▶ [Stored dataset items]:
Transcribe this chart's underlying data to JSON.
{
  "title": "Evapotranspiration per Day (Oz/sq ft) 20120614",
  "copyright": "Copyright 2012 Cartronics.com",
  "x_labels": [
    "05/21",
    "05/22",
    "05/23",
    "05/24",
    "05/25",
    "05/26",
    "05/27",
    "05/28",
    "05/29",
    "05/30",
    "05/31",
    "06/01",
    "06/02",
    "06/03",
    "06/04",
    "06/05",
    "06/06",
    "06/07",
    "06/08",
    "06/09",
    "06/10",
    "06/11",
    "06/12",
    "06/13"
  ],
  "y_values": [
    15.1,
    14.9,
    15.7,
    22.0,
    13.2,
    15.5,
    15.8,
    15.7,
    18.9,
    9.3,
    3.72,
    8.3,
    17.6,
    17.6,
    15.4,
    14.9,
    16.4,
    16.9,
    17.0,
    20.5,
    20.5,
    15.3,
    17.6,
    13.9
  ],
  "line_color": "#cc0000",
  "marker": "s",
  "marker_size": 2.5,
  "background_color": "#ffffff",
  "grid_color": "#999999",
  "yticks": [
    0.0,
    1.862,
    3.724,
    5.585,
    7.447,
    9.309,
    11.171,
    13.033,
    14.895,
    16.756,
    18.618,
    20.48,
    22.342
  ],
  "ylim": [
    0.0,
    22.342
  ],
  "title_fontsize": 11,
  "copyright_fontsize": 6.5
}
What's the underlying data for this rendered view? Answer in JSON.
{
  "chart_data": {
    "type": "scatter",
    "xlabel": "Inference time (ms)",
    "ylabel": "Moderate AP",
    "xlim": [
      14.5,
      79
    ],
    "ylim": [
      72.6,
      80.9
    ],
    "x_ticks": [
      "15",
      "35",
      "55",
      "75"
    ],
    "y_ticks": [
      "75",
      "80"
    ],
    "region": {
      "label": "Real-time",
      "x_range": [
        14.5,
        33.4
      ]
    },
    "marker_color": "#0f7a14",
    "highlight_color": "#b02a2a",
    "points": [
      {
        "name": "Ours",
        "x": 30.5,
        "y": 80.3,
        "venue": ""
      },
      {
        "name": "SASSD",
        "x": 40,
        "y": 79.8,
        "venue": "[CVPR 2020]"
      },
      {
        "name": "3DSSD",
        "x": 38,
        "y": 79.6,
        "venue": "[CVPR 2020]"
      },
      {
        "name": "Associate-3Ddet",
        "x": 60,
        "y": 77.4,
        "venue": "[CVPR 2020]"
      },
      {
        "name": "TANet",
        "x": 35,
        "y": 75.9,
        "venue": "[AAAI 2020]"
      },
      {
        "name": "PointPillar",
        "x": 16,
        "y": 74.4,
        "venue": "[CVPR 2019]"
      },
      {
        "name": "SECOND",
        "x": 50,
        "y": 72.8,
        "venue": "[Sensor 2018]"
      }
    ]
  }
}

▶ [What you will do]:
Recopy the whole listing exactly.

▶ [Reply to the task]:
Transcribe this chart's underlying data to JSON.
{
  "title": "Evapotranspiration per Day (Oz/sq ft) 20120614",
  "copyright": "Copyright 2012 Cartronics.com",
  "x_labels": [
    "05/21",
    "05/22",
    "05/23",
    "05/24",
    "05/25",
    "05/26",
    "05/27",
    "05/28",
    "05/29",
    "05/30",
    "05/31",
    "06/01",
    "06/02",
    "06/03",
    "06/04",
    "06/05",
    "06/06",
    "06/07",
    "06/08",
    "06/09",
    "06/10",
    "06/11",
    "06/12",
    "06/13"
  ],
  "y_values": [
    15.1,
    14.9,
    15.7,
    22.0,
    13.2,
    15.5,
    15.8,
    15.7,
    18.9,
    9.3,
    3.72,
    8.3,
    17.6,
    17.6,
    15.4,
    14.9,
    16.4,
    16.9,
    17.0,
    20.5,
    20.5,
    15.3,
    17.6,
    13.9
  ],
  "line_color": "#cc0000",
  "marker": "s",
  "marker_size": 2.5,
  "background_color": "#ffffff",
  "grid_color": "#999999",
  "yticks": [
    0.0,
    1.862,
    3.724,
    5.585,
    7.447,
    9.309,
    11.171,
    13.033,
    14.895,
    16.756,
    18.618,
    20.48,
    22.342
  ],
  "ylim": [
    0.0,
    22.342
  ],
  "title_fontsize": 11,
  "copyright_fontsize": 6.5
}
What's the underlying data for this rendered view? Answer in JSON.
{
  "chart_data": {
    "type": "scatter",
    "xlabel": "Inference time (ms)",
    "ylabel": "Moderate AP",
    "xlim": [
      14.5,
      79
    ],
    "ylim": [
      72.6,
      80.9
    ],
    "x_ticks": [
      "15",
      "35",
      "55",
      "75"
    ],
    "y_ticks": [
      "75",
      "80"
    ],
    "region": {
      "label": "Real-time",
      "x_range": [
        14.5,
        33.4
      ]
    },
    "marker_color": "#0f7a14",
    "highlight_color": "#b02a2a",
    "points": [
      {
        "name": "Ours",
        "x": 30.5,
        "y": 80.3,
        "venue": ""
      },
      {
        "name": "SASSD",
        "x": 40,
        "y": 79.8,
        "venue": "[CVPR 2020]"
      },
      {
        "name": "3DSSD",
        "x": 38,
        "y": 79.6,
        "venue": "[CVPR 2020]"
      },
      {
        "name": "Associate-3Ddet",
        "x": 60,
        "y": 77.4,
        "venue": "[CVPR 2020]"
      },
      {
        "name": "TANet",
        "x": 35,
        "y": 75.9,
        "venue": "[AAAI 2020]"
      },
      {
        "name": "PointPillar",
        "x": 16,
        "y": 74.4,
        "venue": "[CVPR 2019]"
      },
      {
        "name": "SECOND",
        "x": 50,
        "y": 72.8,
        "venue": "[Sensor 2018]"
      }
    ]
  }
}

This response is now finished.